# Task input:
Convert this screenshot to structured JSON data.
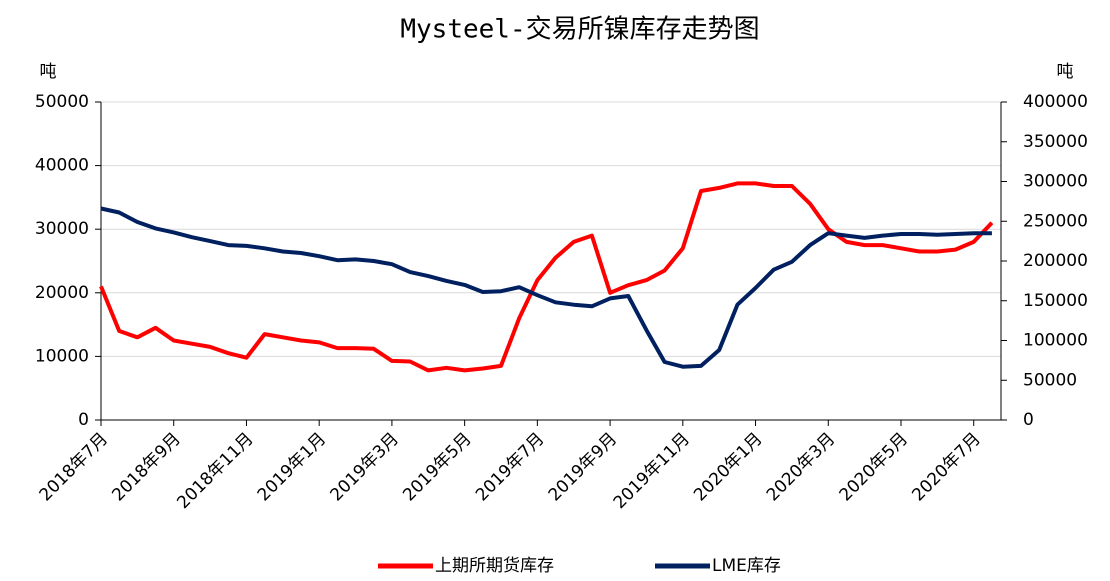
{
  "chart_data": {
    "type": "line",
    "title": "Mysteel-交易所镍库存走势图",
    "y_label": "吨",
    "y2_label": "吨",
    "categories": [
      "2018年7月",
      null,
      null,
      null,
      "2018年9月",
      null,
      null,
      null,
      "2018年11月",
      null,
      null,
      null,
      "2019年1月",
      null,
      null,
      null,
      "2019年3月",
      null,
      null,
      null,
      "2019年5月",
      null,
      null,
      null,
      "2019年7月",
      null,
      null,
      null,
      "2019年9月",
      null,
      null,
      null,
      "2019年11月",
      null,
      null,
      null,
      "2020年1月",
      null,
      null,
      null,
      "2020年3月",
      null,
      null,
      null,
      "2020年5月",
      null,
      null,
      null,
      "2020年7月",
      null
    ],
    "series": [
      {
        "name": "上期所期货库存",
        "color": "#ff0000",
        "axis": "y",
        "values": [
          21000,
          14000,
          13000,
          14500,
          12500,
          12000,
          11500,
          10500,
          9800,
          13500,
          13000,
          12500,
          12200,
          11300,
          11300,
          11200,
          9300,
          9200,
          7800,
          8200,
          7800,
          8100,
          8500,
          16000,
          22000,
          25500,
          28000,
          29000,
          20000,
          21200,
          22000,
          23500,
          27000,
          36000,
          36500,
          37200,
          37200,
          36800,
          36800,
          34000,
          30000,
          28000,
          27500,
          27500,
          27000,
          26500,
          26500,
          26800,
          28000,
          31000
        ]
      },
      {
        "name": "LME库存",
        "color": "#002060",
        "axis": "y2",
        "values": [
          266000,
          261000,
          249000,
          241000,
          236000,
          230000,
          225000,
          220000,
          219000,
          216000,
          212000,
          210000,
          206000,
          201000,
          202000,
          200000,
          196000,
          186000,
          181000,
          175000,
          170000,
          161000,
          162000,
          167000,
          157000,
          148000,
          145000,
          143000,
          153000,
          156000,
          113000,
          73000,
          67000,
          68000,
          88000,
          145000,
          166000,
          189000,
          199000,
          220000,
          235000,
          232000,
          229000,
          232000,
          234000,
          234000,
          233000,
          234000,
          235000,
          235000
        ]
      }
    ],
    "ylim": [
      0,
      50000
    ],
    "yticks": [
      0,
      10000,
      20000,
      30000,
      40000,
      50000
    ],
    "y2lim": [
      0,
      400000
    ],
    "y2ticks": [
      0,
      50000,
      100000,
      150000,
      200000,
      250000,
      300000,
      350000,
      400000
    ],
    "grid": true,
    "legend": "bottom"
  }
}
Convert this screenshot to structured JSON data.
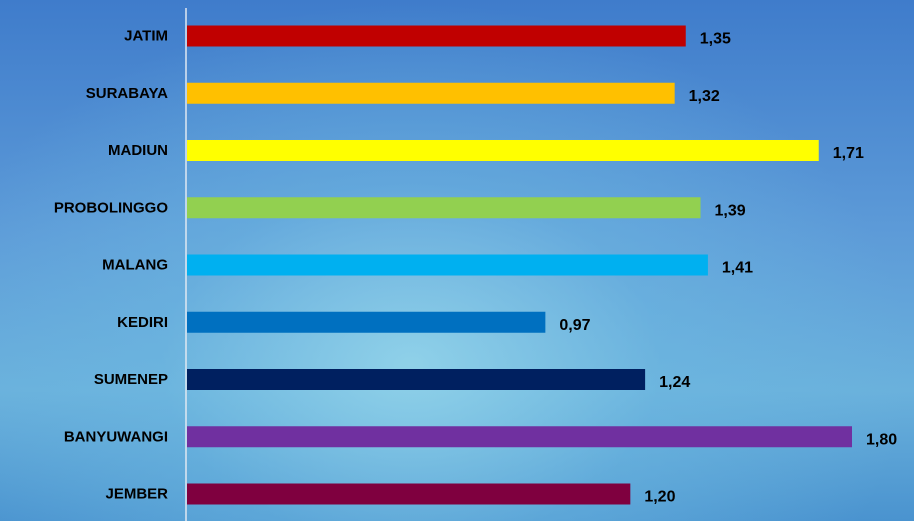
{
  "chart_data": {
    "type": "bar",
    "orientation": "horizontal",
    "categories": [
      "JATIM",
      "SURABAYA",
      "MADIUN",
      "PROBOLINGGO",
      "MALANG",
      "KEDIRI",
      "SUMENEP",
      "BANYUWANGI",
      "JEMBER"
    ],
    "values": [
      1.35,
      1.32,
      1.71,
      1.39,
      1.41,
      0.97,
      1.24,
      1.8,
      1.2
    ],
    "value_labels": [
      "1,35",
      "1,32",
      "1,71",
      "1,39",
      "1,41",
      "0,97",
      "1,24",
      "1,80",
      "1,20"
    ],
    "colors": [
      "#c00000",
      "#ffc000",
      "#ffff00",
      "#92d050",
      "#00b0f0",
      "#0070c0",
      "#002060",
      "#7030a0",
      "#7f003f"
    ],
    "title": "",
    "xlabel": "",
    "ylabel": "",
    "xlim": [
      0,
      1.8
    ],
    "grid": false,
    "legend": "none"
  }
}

# Set problem:
Reproduce the material above verbatim; omit every picture.

# Full output:
Convert this screenshot to structured JSON data.
{
  "chart_data": {
    "type": "line",
    "title": "Mysteel-交易所镍库存走势图",
    "y_label": "吨",
    "y2_label": "吨",
    "categories": [
      "2018年7月",
      null,
      null,
      null,
      "2018年9月",
      null,
      null,
      null,
      "2018年11月",
      null,
      null,
      null,
      "2019年1月",
      null,
      null,
      null,
      "2019年3月",
      null,
      null,
      null,
      "2019年5月",
      null,
      null,
      null,
      "2019年7月",
      null,
      null,
      null,
      "2019年9月",
      null,
      null,
      null,
      "2019年11月",
      null,
      null,
      null,
      "2020年1月",
      null,
      null,
      null,
      "2020年3月",
      null,
      null,
      null,
      "2020年5月",
      null,
      null,
      null,
      "2020年7月",
      null
    ],
    "series": [
      {
        "name": "上期所期货库存",
        "color": "#ff0000",
        "axis": "y",
        "values": [
          21000,
          14000,
          13000,
          14500,
          12500,
          12000,
          11500,
          10500,
          9800,
          13500,
          13000,
          12500,
          12200,
          11300,
          11300,
          11200,
          9300,
          9200,
          7800,
          8200,
          7800,
          8100,
          8500,
          16000,
          22000,
          25500,
          28000,
          29000,
          20000,
          21200,
          22000,
          23500,
          27000,
          36000,
          36500,
          37200,
          37200,
          36800,
          36800,
          34000,
          30000,
          28000,
          27500,
          27500,
          27000,
          26500,
          26500,
          26800,
          28000,
          31000
        ]
      },
      {
        "name": "LME库存",
        "color": "#002060",
        "axis": "y2",
        "values": [
          266000,
          261000,
          249000,
          241000,
          236000,
          230000,
          225000,
          220000,
          219000,
          216000,
          212000,
          210000,
          206000,
          201000,
          202000,
          200000,
          196000,
          186000,
          181000,
          175000,
          170000,
          161000,
          162000,
          167000,
          157000,
          148000,
          145000,
          143000,
          153000,
          156000,
          113000,
          73000,
          67000,
          68000,
          88000,
          145000,
          166000,
          189000,
          199000,
          220000,
          235000,
          232000,
          229000,
          232000,
          234000,
          234000,
          233000,
          234000,
          235000,
          235000
        ]
      }
    ],
    "ylim": [
      0,
      50000
    ],
    "yticks": [
      0,
      10000,
      20000,
      30000,
      40000,
      50000
    ],
    "y2lim": [
      0,
      400000
    ],
    "y2ticks": [
      0,
      50000,
      100000,
      150000,
      200000,
      250000,
      300000,
      350000,
      400000
    ],
    "grid": true,
    "legend": "bottom"
  }
}
Convert this screenshot to structured JSON data.
{
  "chart_data": {
    "type": "bar",
    "orientation": "horizontal",
    "categories": [
      "JATIM",
      "SURABAYA",
      "MADIUN",
      "PROBOLINGGO",
      "MALANG",
      "KEDIRI",
      "SUMENEP",
      "BANYUWANGI",
      "JEMBER"
    ],
    "values": [
      1.35,
      1.32,
      1.71,
      1.39,
      1.41,
      0.97,
      1.24,
      1.8,
      1.2
    ],
    "value_labels": [
      "1,35",
      "1,32",
      "1,71",
      "1,39",
      "1,41",
      "0,97",
      "1,24",
      "1,80",
      "1,20"
    ],
    "colors": [
      "#c00000",
      "#ffc000",
      "#ffff00",
      "#92d050",
      "#00b0f0",
      "#0070c0",
      "#002060",
      "#7030a0",
      "#7f003f"
    ],
    "title": "",
    "xlabel": "",
    "ylabel": "",
    "xlim": [
      0,
      1.8
    ],
    "grid": false,
    "legend": "none"
  }
}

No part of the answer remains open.